#### The data

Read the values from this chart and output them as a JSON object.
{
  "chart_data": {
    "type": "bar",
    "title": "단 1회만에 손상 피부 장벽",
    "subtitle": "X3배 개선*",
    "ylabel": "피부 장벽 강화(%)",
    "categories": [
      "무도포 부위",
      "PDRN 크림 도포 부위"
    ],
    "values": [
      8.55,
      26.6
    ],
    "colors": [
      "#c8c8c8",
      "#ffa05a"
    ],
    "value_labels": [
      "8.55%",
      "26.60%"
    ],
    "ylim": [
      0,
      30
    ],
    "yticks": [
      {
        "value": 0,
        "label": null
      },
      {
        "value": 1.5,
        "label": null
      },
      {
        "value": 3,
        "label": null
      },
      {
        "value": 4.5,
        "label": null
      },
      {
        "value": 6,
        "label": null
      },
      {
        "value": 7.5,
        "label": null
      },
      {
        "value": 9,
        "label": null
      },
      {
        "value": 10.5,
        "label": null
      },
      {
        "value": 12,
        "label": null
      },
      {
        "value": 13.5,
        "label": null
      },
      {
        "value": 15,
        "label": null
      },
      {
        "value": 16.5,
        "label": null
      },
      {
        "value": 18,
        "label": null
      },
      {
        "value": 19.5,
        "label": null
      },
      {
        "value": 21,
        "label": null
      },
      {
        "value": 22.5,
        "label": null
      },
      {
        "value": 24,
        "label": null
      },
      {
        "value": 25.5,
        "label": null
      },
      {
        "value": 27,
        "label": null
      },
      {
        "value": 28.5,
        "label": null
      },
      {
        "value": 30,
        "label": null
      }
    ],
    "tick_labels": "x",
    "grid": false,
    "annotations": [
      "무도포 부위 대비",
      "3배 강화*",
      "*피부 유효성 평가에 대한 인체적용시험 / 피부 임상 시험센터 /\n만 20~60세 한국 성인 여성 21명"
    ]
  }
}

########
#### The data

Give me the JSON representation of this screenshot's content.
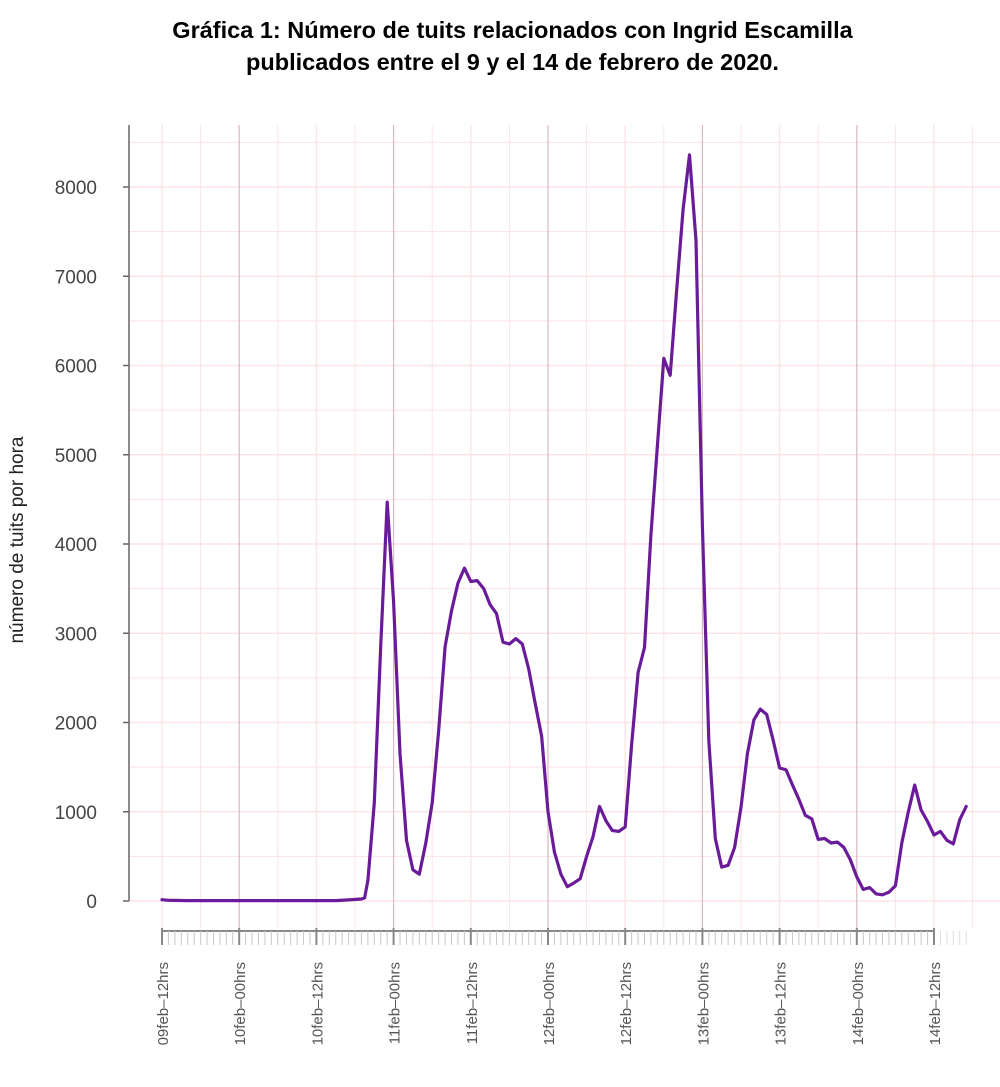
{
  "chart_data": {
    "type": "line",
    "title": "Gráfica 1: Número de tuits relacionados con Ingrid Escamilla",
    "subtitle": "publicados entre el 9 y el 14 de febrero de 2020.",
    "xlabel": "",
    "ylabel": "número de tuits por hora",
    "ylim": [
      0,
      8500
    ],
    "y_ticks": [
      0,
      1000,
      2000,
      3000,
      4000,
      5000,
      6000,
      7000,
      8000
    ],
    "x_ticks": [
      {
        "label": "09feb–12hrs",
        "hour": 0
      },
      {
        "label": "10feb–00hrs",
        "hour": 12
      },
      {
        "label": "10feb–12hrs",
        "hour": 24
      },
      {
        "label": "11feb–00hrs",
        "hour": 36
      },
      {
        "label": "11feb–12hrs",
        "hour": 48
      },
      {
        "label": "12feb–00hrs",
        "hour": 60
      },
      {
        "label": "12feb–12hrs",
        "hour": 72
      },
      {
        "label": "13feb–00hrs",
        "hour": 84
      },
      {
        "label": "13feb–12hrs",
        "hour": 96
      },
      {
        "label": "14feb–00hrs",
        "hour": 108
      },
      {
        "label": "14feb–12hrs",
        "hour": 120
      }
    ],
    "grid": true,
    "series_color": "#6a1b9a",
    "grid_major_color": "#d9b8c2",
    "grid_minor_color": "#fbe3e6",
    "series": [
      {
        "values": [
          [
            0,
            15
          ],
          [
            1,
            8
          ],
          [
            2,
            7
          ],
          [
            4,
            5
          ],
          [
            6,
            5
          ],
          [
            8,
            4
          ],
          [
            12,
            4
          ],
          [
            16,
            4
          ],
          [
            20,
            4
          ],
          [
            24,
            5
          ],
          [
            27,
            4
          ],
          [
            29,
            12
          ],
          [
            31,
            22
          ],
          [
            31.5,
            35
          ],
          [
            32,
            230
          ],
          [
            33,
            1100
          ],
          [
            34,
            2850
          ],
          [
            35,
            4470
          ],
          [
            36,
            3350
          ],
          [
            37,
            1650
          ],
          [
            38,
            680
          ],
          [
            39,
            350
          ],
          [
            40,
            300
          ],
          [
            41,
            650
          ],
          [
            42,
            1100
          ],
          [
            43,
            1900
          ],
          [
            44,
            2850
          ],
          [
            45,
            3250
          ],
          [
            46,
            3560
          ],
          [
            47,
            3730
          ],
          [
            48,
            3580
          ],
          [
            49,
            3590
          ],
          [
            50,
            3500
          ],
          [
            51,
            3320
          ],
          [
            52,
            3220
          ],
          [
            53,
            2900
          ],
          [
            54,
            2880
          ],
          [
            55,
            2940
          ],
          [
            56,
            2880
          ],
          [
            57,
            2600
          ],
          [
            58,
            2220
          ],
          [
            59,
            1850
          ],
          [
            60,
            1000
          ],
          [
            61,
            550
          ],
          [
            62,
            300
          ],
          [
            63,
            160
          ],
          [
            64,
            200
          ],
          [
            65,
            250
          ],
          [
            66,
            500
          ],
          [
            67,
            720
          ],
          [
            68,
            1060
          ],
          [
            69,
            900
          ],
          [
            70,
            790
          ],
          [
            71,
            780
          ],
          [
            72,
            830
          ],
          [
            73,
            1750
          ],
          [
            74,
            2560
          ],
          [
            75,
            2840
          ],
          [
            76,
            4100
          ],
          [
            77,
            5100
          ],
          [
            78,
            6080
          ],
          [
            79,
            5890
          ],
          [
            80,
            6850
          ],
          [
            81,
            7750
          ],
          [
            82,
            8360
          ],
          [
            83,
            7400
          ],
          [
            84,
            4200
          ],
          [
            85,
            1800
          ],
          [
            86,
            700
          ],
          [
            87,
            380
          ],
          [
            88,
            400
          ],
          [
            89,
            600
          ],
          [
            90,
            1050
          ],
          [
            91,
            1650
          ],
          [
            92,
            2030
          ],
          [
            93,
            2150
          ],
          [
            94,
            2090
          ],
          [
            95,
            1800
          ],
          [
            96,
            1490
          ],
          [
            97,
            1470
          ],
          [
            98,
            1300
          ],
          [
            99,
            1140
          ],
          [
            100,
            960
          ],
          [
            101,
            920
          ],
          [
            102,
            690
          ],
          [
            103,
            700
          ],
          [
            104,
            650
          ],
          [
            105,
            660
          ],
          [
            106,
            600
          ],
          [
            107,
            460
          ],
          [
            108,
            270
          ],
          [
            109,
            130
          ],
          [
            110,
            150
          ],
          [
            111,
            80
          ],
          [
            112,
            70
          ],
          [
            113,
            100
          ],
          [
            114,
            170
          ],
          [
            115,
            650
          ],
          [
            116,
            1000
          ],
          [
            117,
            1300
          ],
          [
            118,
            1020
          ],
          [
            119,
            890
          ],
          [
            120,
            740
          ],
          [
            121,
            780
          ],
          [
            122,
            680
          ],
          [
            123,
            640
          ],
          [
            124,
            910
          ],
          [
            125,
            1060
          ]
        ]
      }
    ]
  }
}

########

◆ Required work: Which lines contain the word "this"? Copy each of them.

◆ Complete answer:
Read the values from this chart and output them as a JSON object.
Give me the JSON representation of this screenshot's content.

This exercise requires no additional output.